WHAT YOU WILL DO =
Your task is to tally the lines of the listing containing the word "dezembro" and report the figure alone.

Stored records

╔══

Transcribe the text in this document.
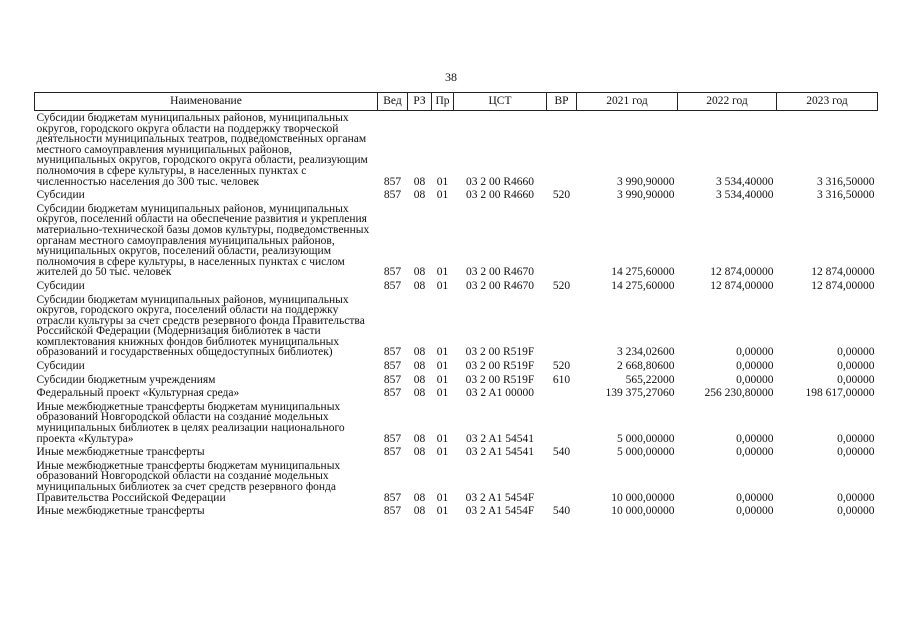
38
Наименование	Вед	РЗ	Пр	ЦСТ	ВР	2021 год	2022 год	2023 год
Субсидии бюджетам муниципальных районов, муниципальных округов, городского округа области на поддержку творческой деятельности муниципальных театров, подведомственных органам местного самоуправления муниципальных районов, муниципальных округов, городского округа области, реализующим полномочия в сфере культуры, в населенных пунктах с численностью населения до 300 тыс. человек	857	08	01	03 2 00 R4660		3 990,90000	3 534,40000	3 316,50000
Субсидии	857	08	01	03 2 00 R4660	520	3 990,90000	3 534,40000	3 316,50000
Субсидии бюджетам муниципальных районов, муниципальных округов, поселений области на обеспечение развития и укрепления материально-технической базы домов культуры, подведомственных органам местного самоуправления муниципальных районов, муниципальных округов, поселений области, реализующим полномочия в сфере культуры, в населенных пунктах с числом жителей до 50 тыс. человек	857	08	01	03 2 00 R4670		14 275,60000	12 874,00000	12 874,00000
Субсидии	857	08	01	03 2 00 R4670	520	14 275,60000	12 874,00000	12 874,00000
Субсидии бюджетам муниципальных районов, муниципальных округов, городского округа, поселений области на поддержку отрасли культуры за счет средств резервного фонда Правительства Российской Федерации (Модернизация библиотек в части комплектования книжных фондов библиотек муниципальных образований и государственных общедоступных библиотек)	857	08	01	03 2 00 R519F		3 234,02600	0,00000	0,00000
Субсидии	857	08	01	03 2 00 R519F	520	2 668,80600	0,00000	0,00000
Субсидии бюджетным учреждениям	857	08	01	03 2 00 R519F	610	565,22000	0,00000	0,00000
Федеральный проект «Культурная среда»	857	08	01	03 2 A1 00000		139 375,27060	256 230,80000	198 617,00000
Иные межбюджетные трансферты бюджетам муниципальных образований Новгородской области на создание модельных муниципальных библиотек в целях реализации национального проекта «Культура»	857	08	01	03 2 A1 54541		5 000,00000	0,00000	0,00000
Иные межбюджетные трансферты	857	08	01	03 2 A1 54541	540	5 000,00000	0,00000	0,00000
Иные межбюджетные трансферты бюджетам муниципальных образований Новгородской области на создание модельных муниципальных библиотек за счет средств резервного фонда Правительства Российской Федерации	857	08	01	03 2 A1 5454F		10 000,00000	0,00000	0,00000
Иные межбюджетные трансферты	857	08	01	03 2 A1 5454F	540	10 000,00000	0,00000	0,00000
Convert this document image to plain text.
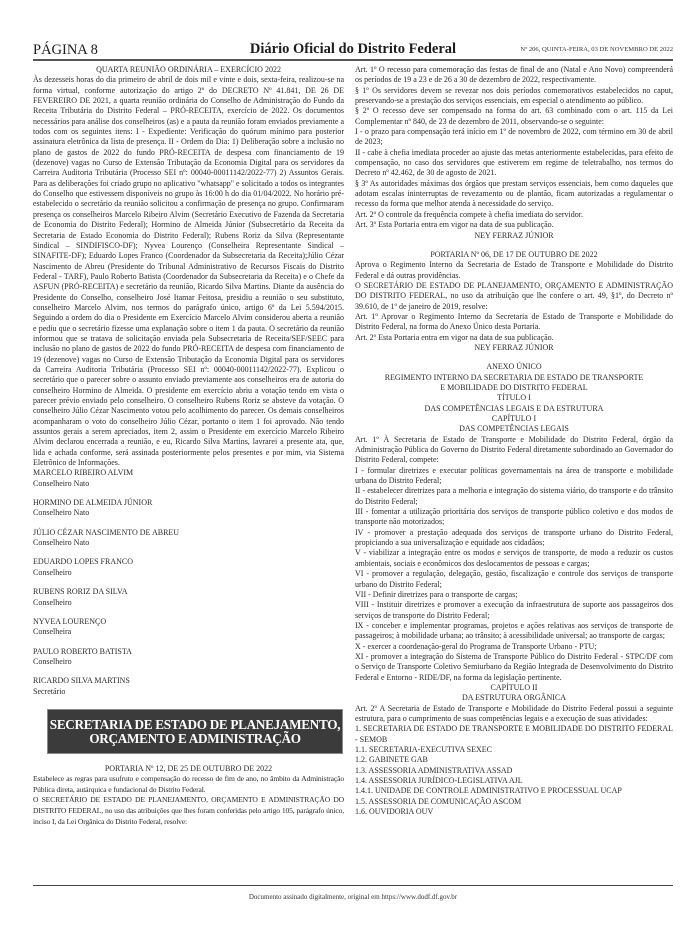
PÁGINA 8	Diário Oficial do Distrito Federal	Nº 206, QUINTA-FEIRA, 03 DE NOVEMBRO DE 2022

QUARTA REUNIÃO ORDINÁRIA – EXERCÍCIO 2022

Às dezesseis horas do dia primeiro de abril de dois mil e vinte e dois, sexta-feira, realizou-se na forma virtual, conforme autorização do artigo 2º do DECRETO Nº 41.841, DE 26 DE FEVEREIRO DE 2021, a quarta reunião ordinária do Conselho de Administração do Fundo da Receita Tributária do Distrito Federal – PRÓ-RECEITA, exercício de 2022. Os documentos necessários para análise dos conselheiros (as) e a pauta da reunião foram enviados previamente a todos com os seguintes itens: I - Expediente: Verificação do quórum mínimo para posterior assinatura eletrônica da lista de presença. II - Ordem do Dia: 1) Deliberação sobre a inclusão no plano de gastos de 2022 do fundo PRÓ-RECEITA de despesa com financiamento de 19 (dezenove) vagas no Curso de Extensão Tributação da Economia Digital para os servidores da Carreira Auditoria Tributária (Processo SEI nº: 00040-00011142/2022-77) 2) Assuntos Gerais. Para as deliberações foi criado grupo no aplicativo "whatsapp" e solicitado a todos os integrantes do Conselho que estivessem disponíveis no grupo às 16:00 h do dia 01/04/2022. No horário pré-estabelecido o secretário da reunião solicitou a confirmação de presença no grupo. Confirmaram presença os conselheiros Marcelo Ribeiro Alvim (Secretário Executivo de Fazenda da Secretaria de Economia do Distrito Federal); Hormino de Almeida Júnior (Subsecretário da Receita da Secretaria de Estado Economia do Distrito Federal); Rubens Roriz da Silva (Representante Sindical – SINDIFISCO-DF); Nyvea Lourenço (Conselheira Representante Sindical – SINAFITE-DF); Eduardo Lopes Franco (Coordenador da Subsecretaria da Receita);Júlio Cézar Nascimento de Abreu (Presidente do Tribunal Administrativo de Recursos Fiscais do Distrito Federal - TARF), Paulo Roberto Batista (Coordenador da Subsecretaria da Receita) e o Chefe da ASFUN (PRÓ-RECEITA) e secretário da reunião, Ricardo Silva Martins. Diante da ausência do Presidente do Conselho, conselheiro José Itamar Feitosa, presidiu a reunião o seu substituto, conselheiro Marcelo Alvim, nos termos do parágrafo único, artigo 6º da Lei 5.594/2015. Seguindo a ordem do dia o Presidente em Exercício Marcelo Alvim considerou aberta a reunião e pediu que o secretário fizesse uma explanação sobre o item 1 da pauta. O secretário da reunião informou que se tratava de solicitação enviada pela Subsecretaria de Receita/SEF/SEEC para inclusão no plano de gastos de 2022 do fundo PRÓ-RECEITA de despesa com financiamento de 19 (dezenove) vagas no Curso de Extensão Tributação da Economia Digital para os servidores da Carreira Auditoria Tributária (Processo SEI nº: 00040-00011142/2022-77). Explicou o secretário que o parecer sobre o assunto enviado previamente aos conselheiros era de autoria do conselheiro Hormino de Almeida. O presidente em exercício abriu a votação tendo em vista o parecer prévio enviado pelo conselheiro. O conselheiro Rubens Roriz se absteve da votação. O conselheiro Júlio Cézar Nascimento votou pelo acolhimento do parecer. Os demais conselheiros acompanharam o voto do conselheiro Júlio Cézar, portanto o item 1 foi aprovado. Não tendo assuntos gerais a serem apreciados, item 2, assim o Presidente em exercício Marcelo Ribeiro Alvim declarou encerrada a reunião, e eu, Ricardo Silva Martins, lavrarei a presente ata, que, lida e achada conforme, será assinada posteriormente pelos presentes e por mim, via Sistema Eletrônico de Informações.

MARCELO RIBEIRO ALVIM

Conselheiro Nato

HORMINO DE ALMEIDA JÚNIOR

Conselheiro Nato

JÚLIO CÉZAR NASCIMENTO DE ABREU

Conselheiro Nato

EDUARDO LOPES FRANCO

Conselheiro

RUBENS RORIZ DA SILVA

Conselheiro

NYVEA LOURENÇO

Conselheira

PAULO ROBERTO BATISTA

Conselheiro

RICARDO SILVA MARTINS

Secretário

SECRETARIA DE ESTADO DE PLANEJAMENTO,
ORÇAMENTO E ADMINISTRAÇÃO

PORTARIA Nº 12, DE 25 DE OUTUBRO DE 2022

Estabelece as regras para usufruto e compensação do recesso de fim de ano, no âmbito da Administração Pública direta, autárquica e fundacional do Distrito Federal.

O SECRETÁRIO DE ESTADO DE PLANEJAMENTO, ORÇAMENTO E ADMINISTRAÇÃO DO DISTRITO FEDERAL, no uso das atribuições que lhes foram conferidas pelo artigo 105, parágrafo único, inciso I, da Lei Orgânica do Distrito Federal, resolve:

Art. 1º O recesso para comemoração das festas de final de ano (Natal e Ano Novo) compreenderá os períodos de 19 a 23 e de 26 a 30 de dezembro de 2022, respectivamente.

§ 1º Os servidores devem se revezar nos dois períodos comemorativos estabelecidos no caput, preservando-se a prestação dos serviços essenciais, em especial o atendimento ao público.

§ 2º O recesso deve ser compensado na forma do art. 63 combinado com o art. 115 da Lei Complementar nº 840, de 23 de dezembro de 2011, observando-se o seguinte:

I - o prazo para compensação terá início em 1º de novembro de 2022, com término em 30 de abril de 2023;

II - cabe à chefia imediata proceder ao ajuste das metas anteriormente estabelecidas, para efeito de compensação, no caso dos servidores que estiverem em regime de teletrabalho, nos termos do Decreto nº 42.462, de 30 de agosto de 2021.

§ 3º As autoridades máximas dos órgãos que prestam serviços essenciais, bem como daqueles que adotam escalas ininterruptas de revezamento ou de plantão, ficam autorizadas a regulamentar o recesso da forma que melhor atenda à necessidade do serviço.

Art. 2º O controle da frequência compete à chefia imediata do servidor.

Art. 3º Esta Portaria entra em vigor na data de sua publicação.

NEY FERRAZ JÚNIOR

PORTARIA Nº 06, DE 17 DE OUTUBRO DE 2022

Aprova o Regimento Interno da Secretaria de Estado de Transporte e Mobilidade do Distrito Federal e dá outras providências.

O SECRETÁRIO DE ESTADO DE PLANEJAMENTO, ORÇAMENTO E ADMINISTRAÇÃO DO DISTRITO FEDERAL, no uso da atribuição que lhe confere o art. 49, §1º, do Decreto nº 39.610, de 1º de janeiro de 2019, resolve:

Art. 1º Aprovar o Regimento Interno da Secretaria de Estado de Transporte e Mobilidade do Distrito Federal, na forma do Anexo Único desta Portaria.

Art. 2º Esta Portaria entra em vigor na data de sua publicação.

NEY FERRAZ JÚNIOR

ANEXO ÚNICO

REGIMENTO INTERNO DA SECRETARIA DE ESTADO DE TRANSPORTE

E MOBILIDADE DO DISTRITO FEDERAL

TÍTULO I

DAS COMPETÊNCIAS LEGAIS E DA ESTRUTURA

CAPÍTULO I

DAS COMPETÊNCIAS LEGAIS

Art. 1º À Secretaria de Estado de Transporte e Mobilidade do Distrito Federal, órgão da Administração Pública do Governo do Distrito Federal diretamente subordinado ao Governador do Distrito Federal, compete:

I - formular diretrizes e executar políticas governamentais na área de transporte e mobilidade urbana do Distrito Federal;

II - estabelecer diretrizes para a melhoria e integração do sistema viário, do transporte e do trânsito do Distrito Federal;

III - fomentar a utilização prioritária dos serviços de transporte público coletivo e dos modos de transporte não motorizados;

IV - promover a prestação adequada dos serviços de transporte urbano do Distrito Federal, propiciando a sua universalização e equidade aos cidadãos;

V - viabilizar a integração entre os modos e serviços de transporte, de modo a reduzir os custos ambientais, sociais e econômicos dos deslocamentos de pessoas e cargas;

VI - promover a regulação, delegação, gestão, fiscalização e controle dos serviços de transporte urbano do Distrito Federal;

VII - Definir diretrizes para o transporte de cargas;

VIII - Instituir diretrizes e promover a execução da infraestrutura de suporte aos passageiros dos serviços de transporte do Distrito Federal;

IX - conceber e implementar programas, projetos e ações relativas aos serviços de transporte de passageiros; à mobilidade urbana; ao trânsito; à acessibilidade universal; ao transporte de cargas;

X - exercer a coordenação-geral do Programa de Transporte Urbano - PTU;

XI - promover a integração do Sistema de Transporte Público do Distrito Federal - STPC/DF com o Serviço de Transporte Coletivo Semiurbano da Região Integrada de Desenvolvimento do Distrito Federal e Entorno - RIDE/DF, na forma da legislação pertinente.

CAPÍTULO II

DA ESTRUTURA ORGÂNICA

Art. 2º A Secretaria de Estado de Transporte e Mobilidade do Distrito Federal possui a seguinte estrutura, para o cumprimento de suas competências legais e a execução de suas atividades:

1. SECRETARIA DE ESTADO DE TRANSPORTE E MOBILIDADE DO DISTRITO FEDERAL - SEMOB

1.1. SECRETARIA-EXECUTIVA SEXEC

1.2. GABINETE GAB

1.3. ASSESSORIA ADMINISTRATIVA ASSAD

1.4. ASSESSORIA JURÍDICO-LEGISLATIVA AJL

1.4.1. UNIDADE DE CONTROLE ADMINISTRATIVO E PROCESSUAL UCAP

1.5. ASSESSORIA DE COMUNICAÇÃO ASCOM

1.6. OUVIDORIA OUV

Documento assinado digitalmente, original em https://www.dodf.df.gov.br
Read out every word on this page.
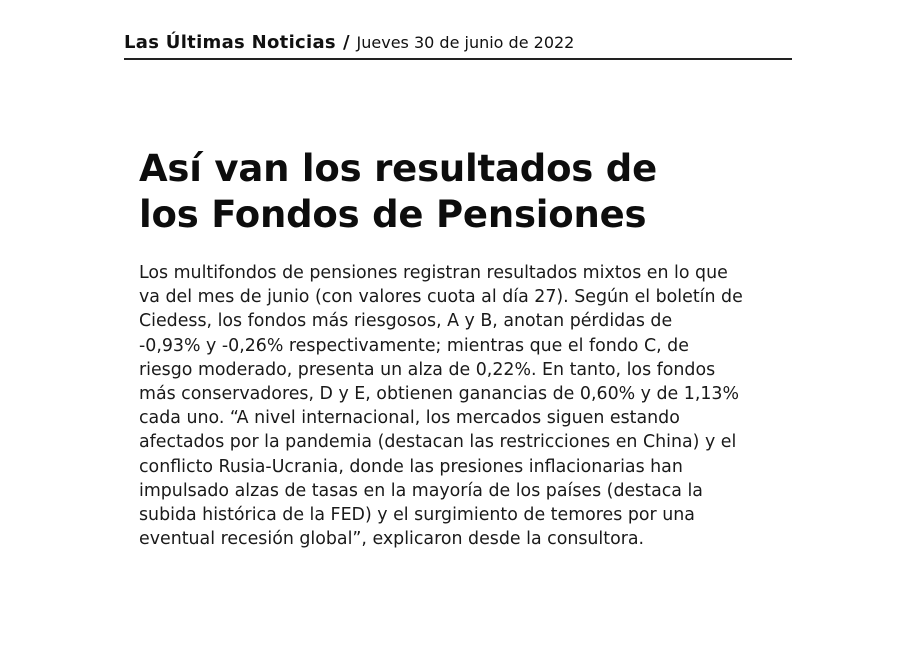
Las Últimas Noticias / Jueves 30 de junio de 2022
Así van los resultados de
los Fondos de Pensiones
Los multifondos de pensiones registran resultados mixtos en lo que
va del mes de junio (con valores cuota al día 27). Según el boletín de
Ciedess, los fondos más riesgosos, A y B, anotan pérdidas de
-0,93% y -0,26% respectivamente; mientras que el fondo C, de
riesgo moderado, presenta un alza de 0,22%. En tanto, los fondos
más conservadores, D y E, obtienen ganancias de 0,60% y de 1,13%
cada uno. “A nivel internacional, los mercados siguen estando
afectados por la pandemia (destacan las restricciones en China) y el
conflicto Rusia-Ucrania, donde las presiones inflacionarias han
impulsado alzas de tasas en la mayoría de los países (destaca la
subida histórica de la FED) y el surgimiento de temores por una
eventual recesión global”, explicaron desde la consultora.
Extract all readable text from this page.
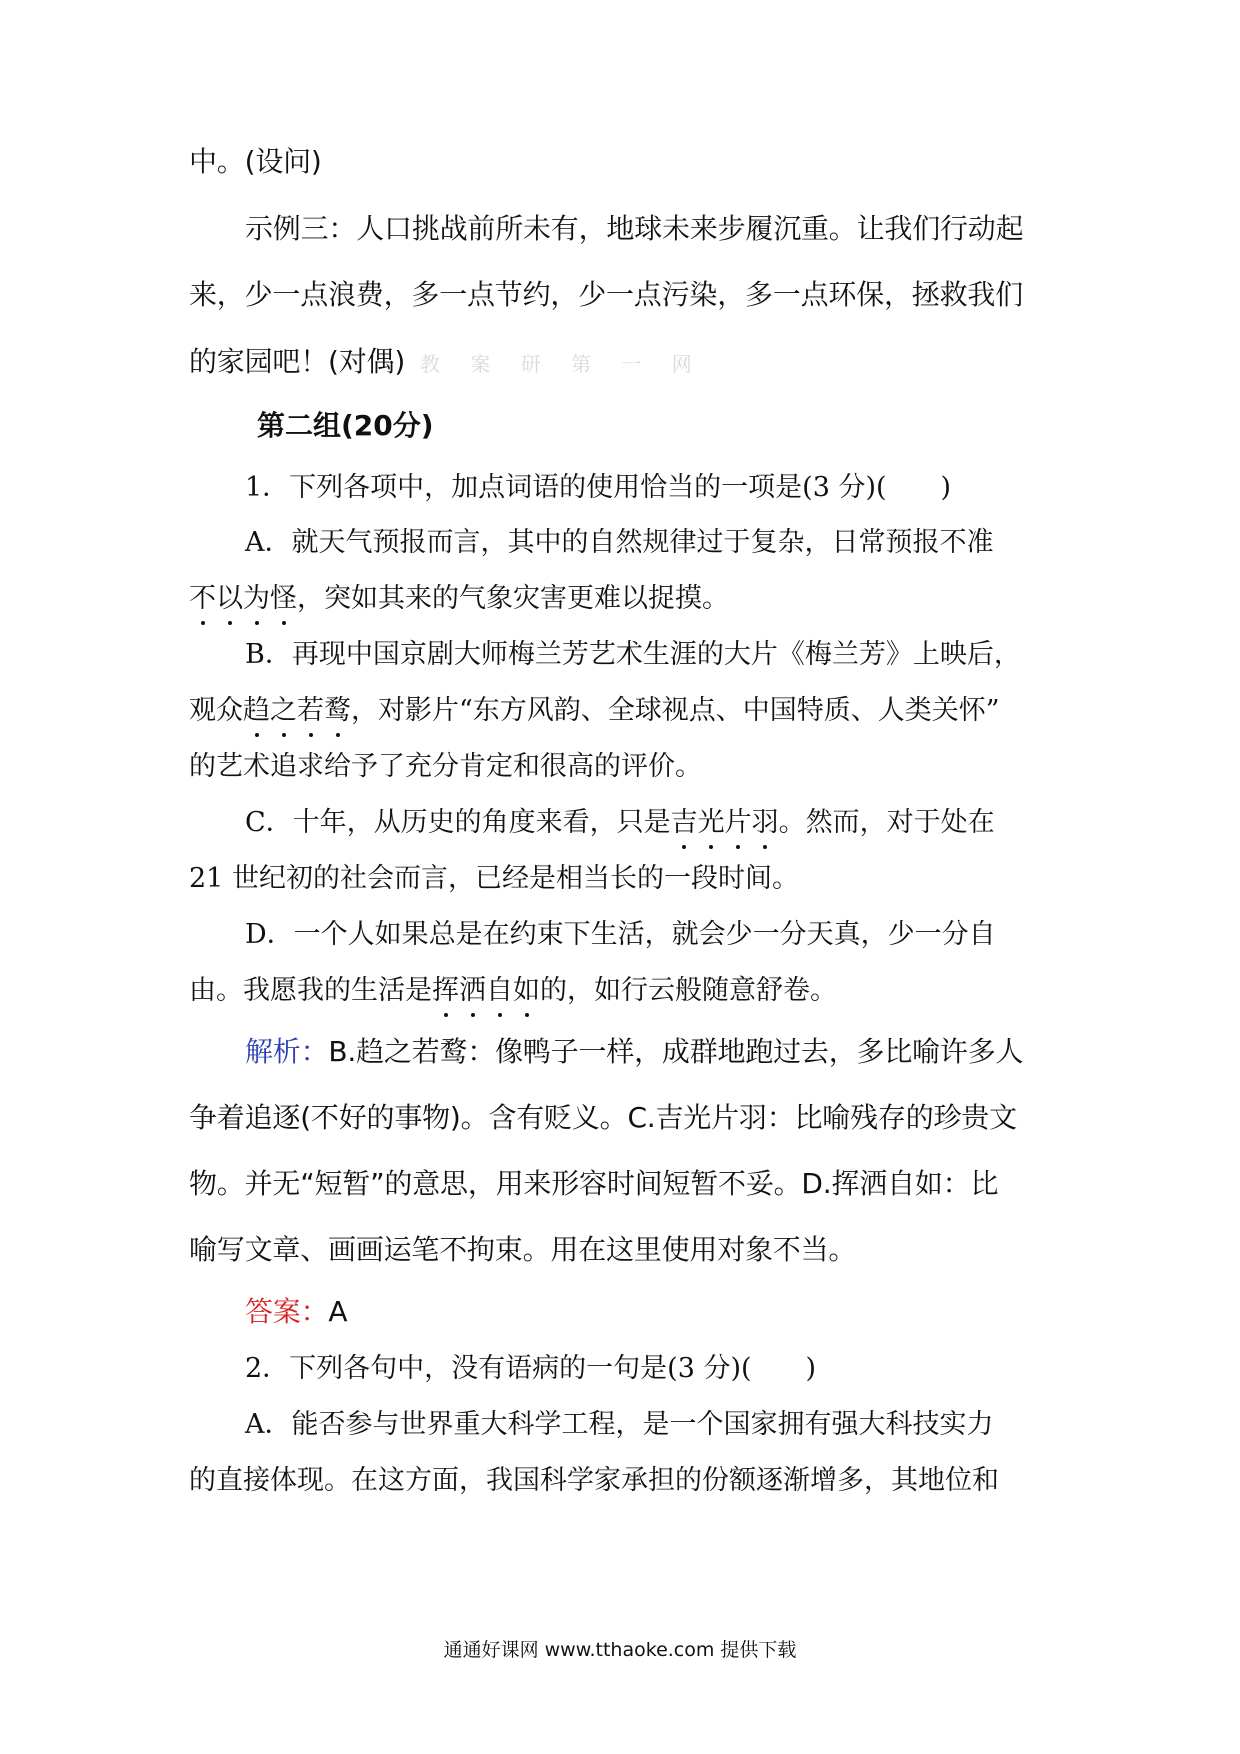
中。(设问)
示例三：人口挑战前所未有，地球未来步履沉重。让我们行动起
来，少一点浪费，多一点节约，少一点污染，多一点环保，拯救我们
的家园吧！(对偶) 教 案 研 第 一 网
第二组(20分)
1．下列各项中，加点词语的使用恰当的一项是(3 分)(　　)
A．就天气预报而言，其中的自然规律过于复杂，日常预报不准
不以为怪，突如其来的气象灾害更难以捉摸。
B．再现中国京剧大师梅兰芳艺术生涯的大片《梅兰芳》上映后，
观众趋之若鹜，对影片“东方风韵、全球视点、中国特质、人类关怀”
的艺术追求给予了充分肯定和很高的评价。
C．十年，从历史的角度来看，只是吉光片羽。然而，对于处在
21 世纪初的社会而言，已经是相当长的一段时间。
D．一个人如果总是在约束下生活，就会少一分天真，少一分自
由。我愿我的生活是挥洒自如的，如行云般随意舒卷。
解析：B.趋之若鹜：像鸭子一样，成群地跑过去，多比喻许多人
争着追逐(不好的事物)。含有贬义。C.吉光片羽：比喻残存的珍贵文
物。并无“短暂”的意思，用来形容时间短暂不妥。D.挥洒自如：比
喻写文章、画画运笔不拘束。用在这里使用对象不当。
答案：A
2．下列各句中，没有语病的一句是(3 分)(　　)
A．能否参与世界重大科学工程，是一个国家拥有强大科技实力
的直接体现。在这方面，我国科学家承担的份额逐渐增多，其地位和
通通好课网 www.tthaoke.com 提供下载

╚══

THE OUTPUT =
2